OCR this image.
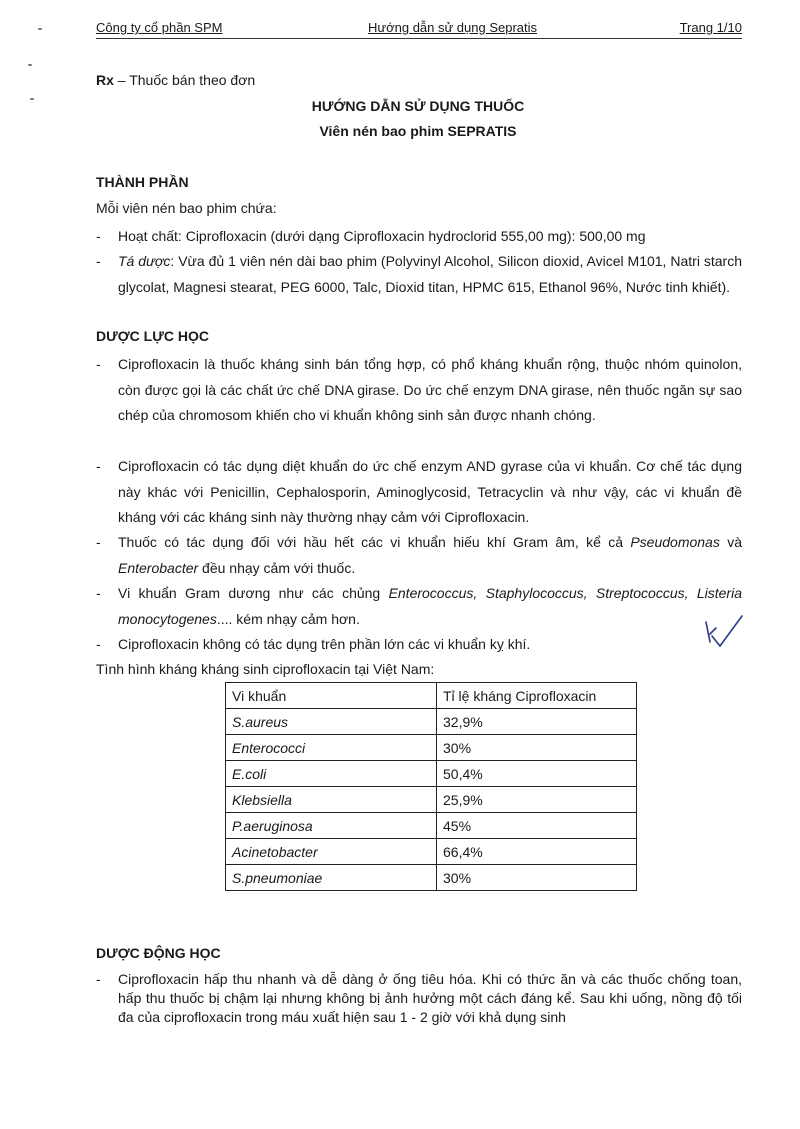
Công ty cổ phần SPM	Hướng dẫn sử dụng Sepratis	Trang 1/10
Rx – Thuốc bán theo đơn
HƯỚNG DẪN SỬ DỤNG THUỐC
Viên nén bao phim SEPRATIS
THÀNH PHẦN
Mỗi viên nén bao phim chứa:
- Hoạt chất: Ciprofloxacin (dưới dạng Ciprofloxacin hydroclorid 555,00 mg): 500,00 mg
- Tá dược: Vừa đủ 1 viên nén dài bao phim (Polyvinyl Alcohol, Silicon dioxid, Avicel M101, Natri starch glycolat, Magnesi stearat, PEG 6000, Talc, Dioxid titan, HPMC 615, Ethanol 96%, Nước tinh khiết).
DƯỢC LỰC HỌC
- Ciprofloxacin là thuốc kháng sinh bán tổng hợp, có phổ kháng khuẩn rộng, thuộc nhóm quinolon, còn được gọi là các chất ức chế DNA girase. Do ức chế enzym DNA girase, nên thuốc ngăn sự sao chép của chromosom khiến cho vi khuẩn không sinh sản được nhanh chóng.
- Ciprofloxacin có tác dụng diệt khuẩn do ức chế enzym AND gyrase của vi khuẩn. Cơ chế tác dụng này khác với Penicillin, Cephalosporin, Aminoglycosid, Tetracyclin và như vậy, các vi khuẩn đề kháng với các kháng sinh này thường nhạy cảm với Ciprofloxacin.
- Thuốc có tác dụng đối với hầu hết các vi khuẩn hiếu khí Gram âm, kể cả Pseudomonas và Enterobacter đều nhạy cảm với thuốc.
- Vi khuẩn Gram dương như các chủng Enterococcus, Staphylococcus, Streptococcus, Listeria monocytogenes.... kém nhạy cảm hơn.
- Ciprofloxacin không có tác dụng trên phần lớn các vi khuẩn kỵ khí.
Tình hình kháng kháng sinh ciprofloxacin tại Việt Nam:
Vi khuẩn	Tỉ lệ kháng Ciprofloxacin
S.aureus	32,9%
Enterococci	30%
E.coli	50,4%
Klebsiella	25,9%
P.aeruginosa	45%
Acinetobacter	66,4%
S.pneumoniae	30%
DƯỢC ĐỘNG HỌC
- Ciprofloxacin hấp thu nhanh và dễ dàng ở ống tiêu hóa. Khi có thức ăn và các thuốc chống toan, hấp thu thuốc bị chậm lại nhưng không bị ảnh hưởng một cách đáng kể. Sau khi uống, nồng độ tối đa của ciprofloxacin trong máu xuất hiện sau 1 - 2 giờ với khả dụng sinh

---

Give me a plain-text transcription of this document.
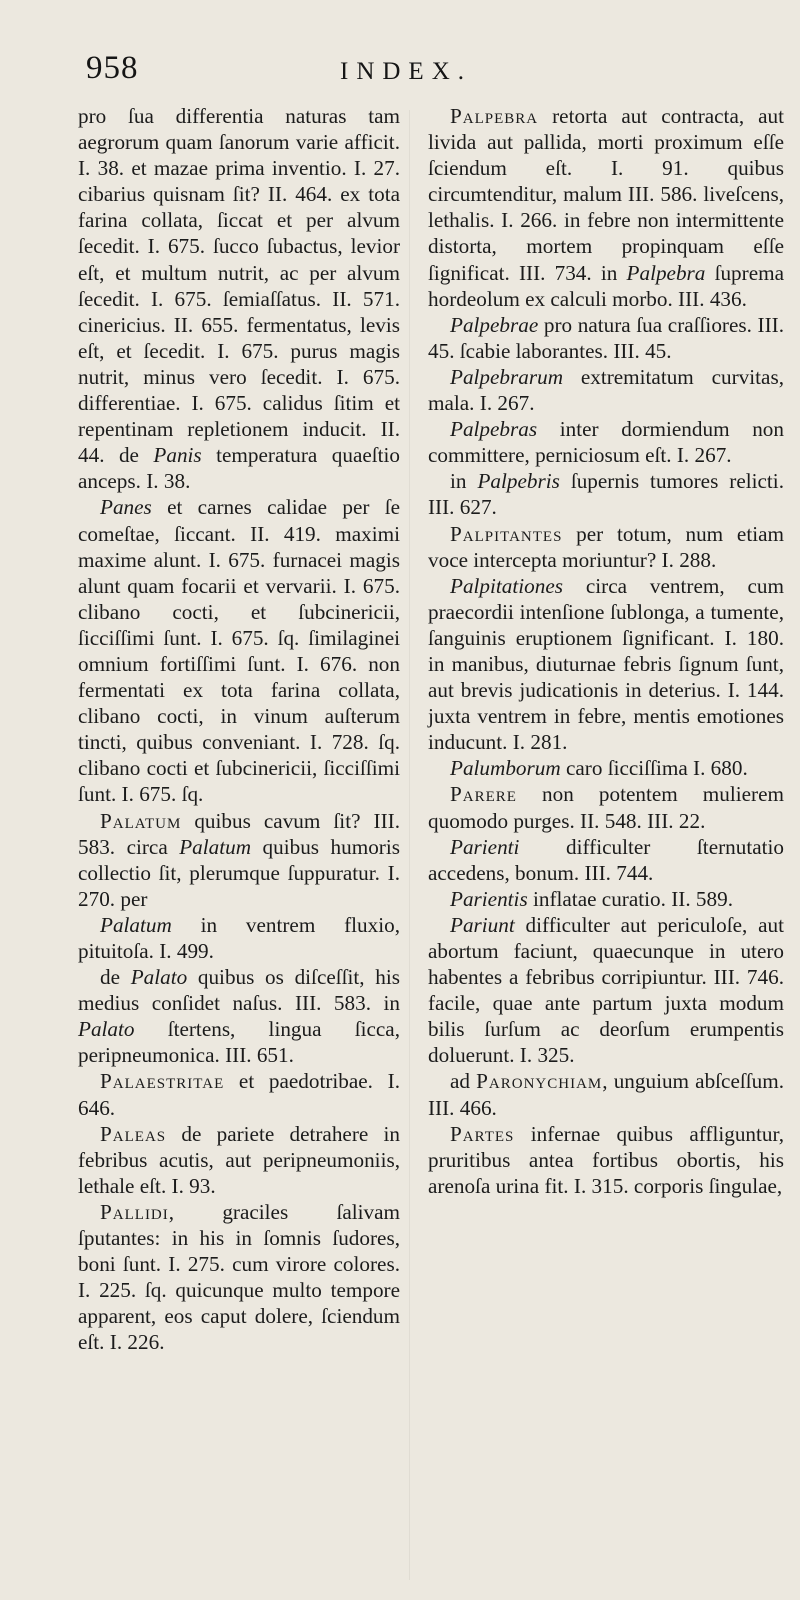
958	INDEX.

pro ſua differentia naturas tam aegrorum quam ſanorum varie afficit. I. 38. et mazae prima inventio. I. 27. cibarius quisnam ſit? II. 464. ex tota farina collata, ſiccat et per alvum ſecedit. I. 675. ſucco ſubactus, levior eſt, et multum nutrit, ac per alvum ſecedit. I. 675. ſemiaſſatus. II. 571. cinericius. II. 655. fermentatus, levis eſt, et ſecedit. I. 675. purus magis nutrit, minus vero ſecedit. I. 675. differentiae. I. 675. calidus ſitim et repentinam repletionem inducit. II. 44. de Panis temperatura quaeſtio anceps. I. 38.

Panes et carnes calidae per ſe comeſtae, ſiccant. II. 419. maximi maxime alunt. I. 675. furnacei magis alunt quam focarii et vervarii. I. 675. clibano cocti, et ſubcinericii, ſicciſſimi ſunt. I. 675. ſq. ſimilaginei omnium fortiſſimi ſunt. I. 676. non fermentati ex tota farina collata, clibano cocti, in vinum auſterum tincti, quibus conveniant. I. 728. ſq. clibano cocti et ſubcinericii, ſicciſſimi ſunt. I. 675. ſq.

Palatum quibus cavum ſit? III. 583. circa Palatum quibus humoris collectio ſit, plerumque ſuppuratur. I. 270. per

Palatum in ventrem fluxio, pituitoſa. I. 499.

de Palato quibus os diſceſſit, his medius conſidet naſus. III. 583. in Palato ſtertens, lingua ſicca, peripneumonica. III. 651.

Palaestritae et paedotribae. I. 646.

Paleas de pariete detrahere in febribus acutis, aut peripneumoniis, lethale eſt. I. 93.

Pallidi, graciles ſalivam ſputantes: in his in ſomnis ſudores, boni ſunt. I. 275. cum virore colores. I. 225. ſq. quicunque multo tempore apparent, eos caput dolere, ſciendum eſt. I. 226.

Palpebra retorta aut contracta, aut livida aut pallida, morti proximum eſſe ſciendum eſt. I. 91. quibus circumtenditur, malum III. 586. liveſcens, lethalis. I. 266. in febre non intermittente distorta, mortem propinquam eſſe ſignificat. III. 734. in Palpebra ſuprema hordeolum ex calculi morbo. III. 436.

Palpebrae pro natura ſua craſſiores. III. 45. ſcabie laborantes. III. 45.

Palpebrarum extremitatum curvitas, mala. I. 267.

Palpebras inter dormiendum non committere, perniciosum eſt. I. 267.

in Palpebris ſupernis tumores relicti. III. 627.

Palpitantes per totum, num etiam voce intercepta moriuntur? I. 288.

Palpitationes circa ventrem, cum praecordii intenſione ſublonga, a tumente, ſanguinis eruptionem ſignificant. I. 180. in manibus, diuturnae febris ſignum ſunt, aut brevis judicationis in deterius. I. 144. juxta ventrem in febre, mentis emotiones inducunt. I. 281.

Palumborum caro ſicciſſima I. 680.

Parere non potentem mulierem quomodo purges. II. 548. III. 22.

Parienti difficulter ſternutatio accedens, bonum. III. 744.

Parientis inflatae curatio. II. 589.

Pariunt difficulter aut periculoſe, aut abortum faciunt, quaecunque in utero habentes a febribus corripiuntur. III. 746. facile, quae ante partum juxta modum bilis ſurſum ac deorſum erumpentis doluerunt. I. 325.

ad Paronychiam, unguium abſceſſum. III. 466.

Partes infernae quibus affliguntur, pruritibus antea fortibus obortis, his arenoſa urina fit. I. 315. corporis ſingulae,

* * *

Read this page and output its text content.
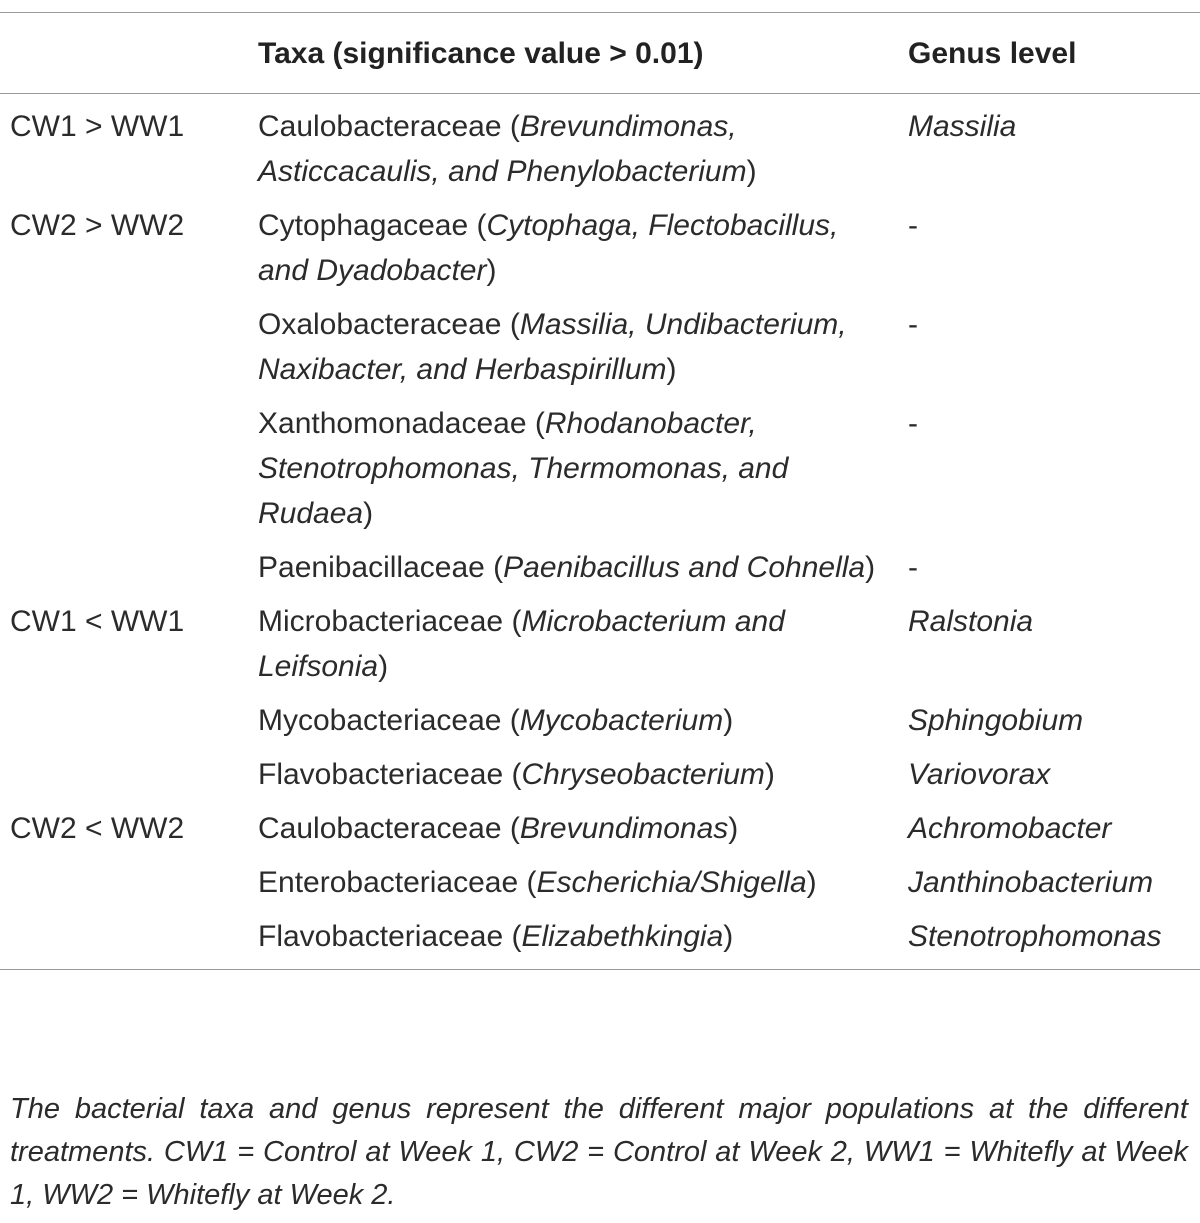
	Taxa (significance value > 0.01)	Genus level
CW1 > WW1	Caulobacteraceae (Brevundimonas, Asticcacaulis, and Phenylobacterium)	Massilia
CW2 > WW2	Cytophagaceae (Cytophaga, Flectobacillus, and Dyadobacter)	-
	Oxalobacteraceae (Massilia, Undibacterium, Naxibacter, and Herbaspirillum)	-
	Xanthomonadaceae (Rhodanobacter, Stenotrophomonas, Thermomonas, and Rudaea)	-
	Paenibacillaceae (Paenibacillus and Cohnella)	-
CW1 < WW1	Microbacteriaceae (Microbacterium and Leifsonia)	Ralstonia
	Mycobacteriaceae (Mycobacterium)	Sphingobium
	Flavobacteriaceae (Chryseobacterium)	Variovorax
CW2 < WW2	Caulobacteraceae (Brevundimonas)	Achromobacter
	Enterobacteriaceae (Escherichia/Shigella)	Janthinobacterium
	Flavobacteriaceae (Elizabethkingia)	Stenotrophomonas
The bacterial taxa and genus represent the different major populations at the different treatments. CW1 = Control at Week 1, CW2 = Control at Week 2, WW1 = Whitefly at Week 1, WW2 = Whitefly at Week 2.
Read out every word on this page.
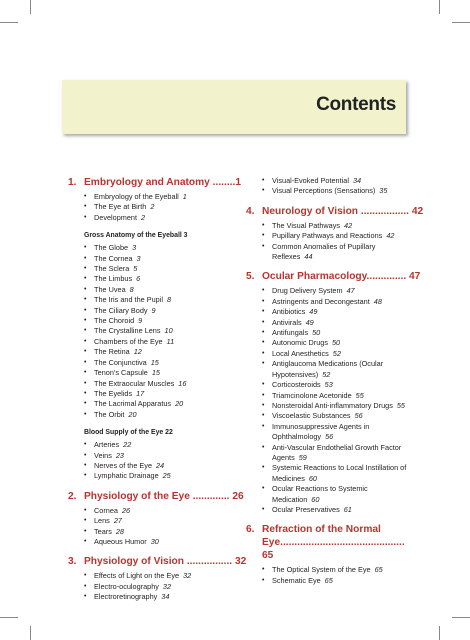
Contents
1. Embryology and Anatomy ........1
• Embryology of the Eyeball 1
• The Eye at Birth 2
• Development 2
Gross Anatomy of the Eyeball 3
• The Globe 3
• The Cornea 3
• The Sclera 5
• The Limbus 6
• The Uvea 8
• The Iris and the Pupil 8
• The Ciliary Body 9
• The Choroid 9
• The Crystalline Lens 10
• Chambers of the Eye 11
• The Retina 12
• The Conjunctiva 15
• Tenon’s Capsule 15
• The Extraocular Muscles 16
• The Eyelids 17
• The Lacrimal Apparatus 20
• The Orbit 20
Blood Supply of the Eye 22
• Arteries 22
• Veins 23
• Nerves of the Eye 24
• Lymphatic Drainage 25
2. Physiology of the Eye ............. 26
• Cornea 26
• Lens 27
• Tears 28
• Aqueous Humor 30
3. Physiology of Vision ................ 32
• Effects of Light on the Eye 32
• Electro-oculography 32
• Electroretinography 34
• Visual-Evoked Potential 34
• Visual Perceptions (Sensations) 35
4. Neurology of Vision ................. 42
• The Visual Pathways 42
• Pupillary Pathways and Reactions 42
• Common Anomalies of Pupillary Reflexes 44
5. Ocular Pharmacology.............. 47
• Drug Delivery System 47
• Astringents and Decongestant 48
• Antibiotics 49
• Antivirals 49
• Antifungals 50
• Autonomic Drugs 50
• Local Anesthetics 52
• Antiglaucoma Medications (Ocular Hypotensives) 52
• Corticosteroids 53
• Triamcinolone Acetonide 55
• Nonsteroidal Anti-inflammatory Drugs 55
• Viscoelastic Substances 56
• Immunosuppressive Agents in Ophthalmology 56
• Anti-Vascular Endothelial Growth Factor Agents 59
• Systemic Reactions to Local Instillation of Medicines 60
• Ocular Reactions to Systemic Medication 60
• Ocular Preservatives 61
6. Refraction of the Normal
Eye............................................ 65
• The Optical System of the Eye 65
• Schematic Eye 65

§ Task instructions:
Pull every line holding "Vision" out of the records.

§ Your response:
3. Physiology of Vision ................ 32
4. Neurology of Vision ................. 42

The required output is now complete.